● GIVEN EXERCISE:
Copy each line in which the string "alagút" occurs.

────────

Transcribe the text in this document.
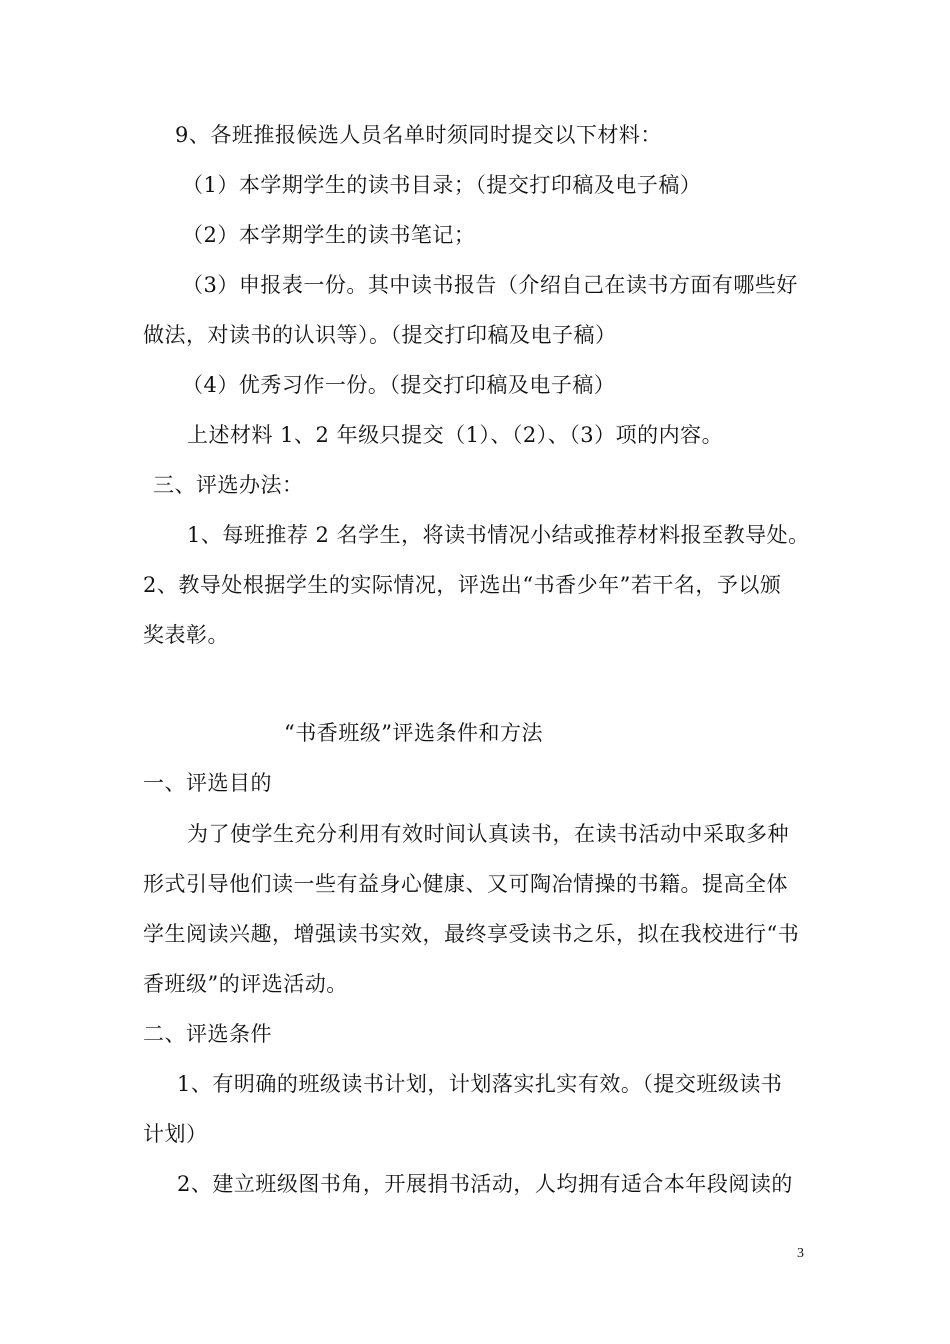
9、各班推报候选人员名单时须同时提交以下材料：
（1）本学期学生的读书目录；（提交打印稿及电子稿）
（2）本学期学生的读书笔记；
（3）申报表一份。其中读书报告（介绍自己在读书方面有哪些好
做法，对读书的认识等）。（提交打印稿及电子稿）
（4）优秀习作一份。（提交打印稿及电子稿）
上述材料 1、2 年级只提交（1）、（2）、（3）项的内容。
三、评选办法：
1、每班推荐 2 名学生，将读书情况小结或推荐材料报至教导处。
2、教导处根据学生的实际情况，评选出“书香少年”若干名，予以颁
奖表彰。
“书香班级”评选条件和方法
一、评选目的
为了使学生充分利用有效时间认真读书，在读书活动中采取多种
形式引导他们读一些有益身心健康、又可陶冶情操的书籍。提高全体
学生阅读兴趣，增强读书实效，最终享受读书之乐，拟在我校进行“书
香班级”的评选活动。
二、评选条件
1、有明确的班级读书计划，计划落实扎实有效。（提交班级读书
计划）
2、建立班级图书角，开展捐书活动，人均拥有适合本年段阅读的
3
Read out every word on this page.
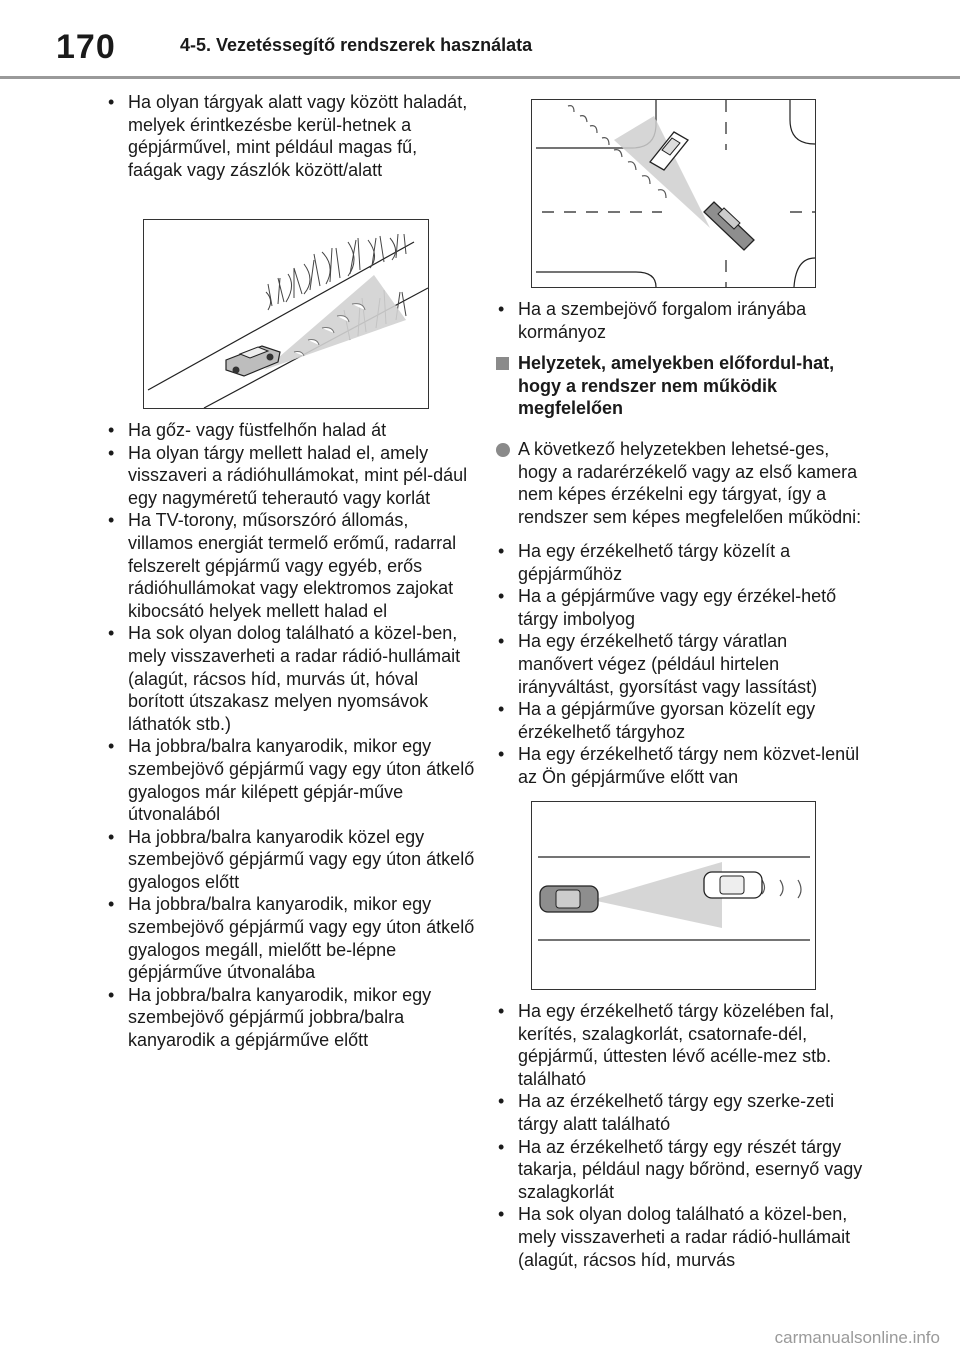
170	4-5. Vezetéssegítő rendszerek használata
• Ha olyan tárgyak alatt vagy között haladát, melyek érintkezésbe kerül-hetnek a gépjárművel, mint például magas fű, faágak vagy zászlók között/alatt
• Ha gőz- vagy füstfelhőn halad át
• Ha olyan tárgy mellett halad el, amely visszaveri a rádióhullámokat, mint pél-dául egy nagyméretű teherautó vagy korlát
• Ha TV-torony, műsorszóró állomás, villamos energiát termelő erőmű, radarral felszerelt gépjármű vagy egyéb, erős rádióhullámokat vagy elektromos zajokat kibocsátó helyek mellett halad el
• Ha sok olyan dolog található a közel-ben, mely visszaverheti a radar rádió-hullámait (alagút, rácsos híd, murvás út, hóval borított útszakasz melyen nyomsávok láthatók stb.)
• Ha jobbra/balra kanyarodik, mikor egy szembejövő gépjármű vagy egy úton átkelő gyalogos már kilépett gépjár-műve útvonalából
• Ha jobbra/balra kanyarodik közel egy szembejövő gépjármű vagy egy úton átkelő gyalogos előtt
• Ha jobbra/balra kanyarodik, mikor egy szembejövő gépjármű vagy egy úton átkelő gyalogos megáll, mielőtt be-lépne gépjárműve útvonalába
• Ha jobbra/balra kanyarodik, mikor egy szembejövő gépjármű jobbra/balra kanyarodik a gépjárműve előtt
• Ha a szembejövő forgalom irányába kormányoz
Helyzetek, amelyekben előfordul-hat, hogy a rendszer nem működik megfelelően
A következő helyzetekben lehetsé-ges, hogy a radarérzékelő vagy az első kamera nem képes érzékelni egy tárgyat, így a rendszer sem képes megfelelően működni:
• Ha egy érzékelhető tárgy közelít a gépjárműhöz
• Ha a gépjárműve vagy egy érzékel-hető tárgy imbolyog
• Ha egy érzékelhető tárgy váratlan manővert végez (például hirtelen irányváltást, gyorsítást vagy lassítást)
• Ha a gépjárműve gyorsan közelít egy érzékelhető tárgyhoz
• Ha egy érzékelhető tárgy nem közvet-lenül az Ön gépjárműve előtt van
• Ha egy érzékelhető tárgy közelében fal, kerítés, szalagkorlát, csatornafe-dél, gépjármű, úttesten lévő acélle-mez stb. található
• Ha az érzékelhető tárgy egy szerke-zeti tárgy alatt található
• Ha az érzékelhető tárgy egy részét tárgy takarja, például nagy bőrönd, esernyő vagy szalagkorlát
• Ha sok olyan dolog található a közel-ben, mely visszaverheti a radar rádió-hullámait (alagút, rácsos híd, murvás
carmanualsonline.info
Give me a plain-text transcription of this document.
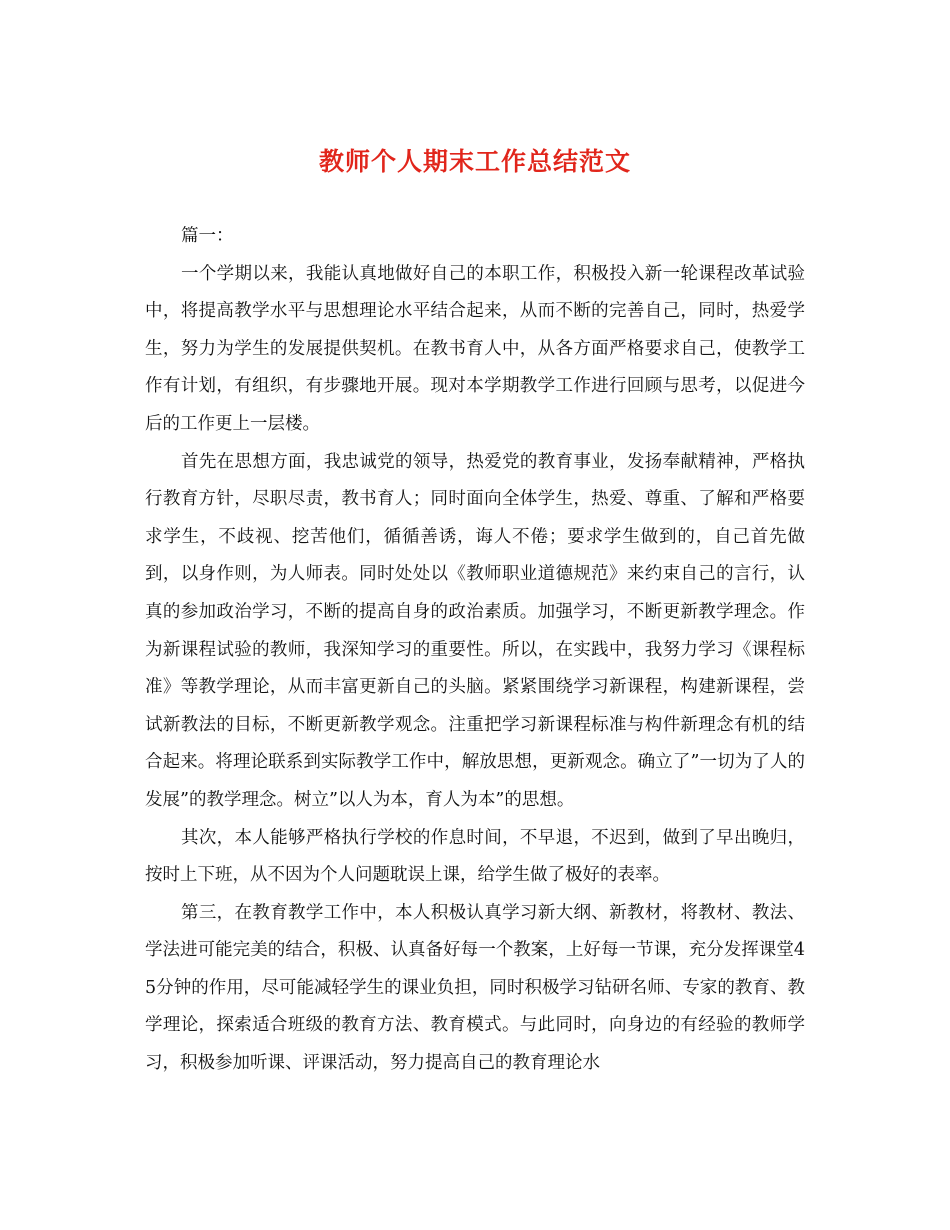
教师个人期末工作总结范文

篇一：

一个学期以来，我能认真地做好自己的本职工作，积极投入新一轮课程改革试验中，将提高教学水平与思想理论水平结合起来，从而不断的完善自己，同时，热爱学生，努力为学生的发展提供契机。在教书育人中，从各方面严格要求自己，使教学工作有计划，有组织，有步骤地开展。现对本学期教学工作进行回顾与思考，以促进今后的工作更上一层楼。

首先在思想方面，我忠诚党的领导，热爱党的教育事业，发扬奉献精神，严格执行教育方针，尽职尽责，教书育人；同时面向全体学生，热爱、尊重、了解和严格要求学生，不歧视、挖苦他们，循循善诱，诲人不倦；要求学生做到的，自己首先做到，以身作则，为人师表。同时处处以《教师职业道德规范》来约束自己的言行，认真的参加政治学习，不断的提高自身的政治素质。加强学习，不断更新教学理念。作为新课程试验的教师，我深知学习的重要性。所以，在实践中，我努力学习《课程标准》等教学理论，从而丰富更新自己的头脑。紧紧围绕学习新课程，构建新课程，尝试新教法的目标，不断更新教学观念。注重把学习新课程标准与构件新理念有机的结合起来。将理论联系到实际教学工作中，解放思想，更新观念。确立了”一切为了人的发展”的教学理念。树立”以人为本，育人为本”的思想。

其次，本人能够严格执行学校的作息时间，不早退，不迟到，做到了早出晚归，按时上下班，从不因为个人问题耽误上课，给学生做了极好的表率。

第三，在教育教学工作中，本人积极认真学习新大纲、新教材，将教材、教法、学法进可能完美的结合，积极、认真备好每一个教案，上好每一节课，充分发挥课堂45分钟的作用，尽可能减轻学生的课业负担，同时积极学习钻研名师、专家的教育、教学理论，探索适合班级的教育方法、教育模式。与此同时，向身边的有经验的教师学习，积极参加听课、评课活动，努力提高自己的教育理论水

────────

● OUTPUT FOR THIS TASK:
• Ha sok olyan dolog található a közel-ben, mely visszaverheti a radar rádió-hullámait (alagút, rácsos híd, murvás út, hóval borított útszakasz melyen nyomsávok láthatók stb.)
• Ha sok olyan dolog található a közel-ben, mely visszaverheti a radar rádió-hullámait (alagút, rácsos híd, murvás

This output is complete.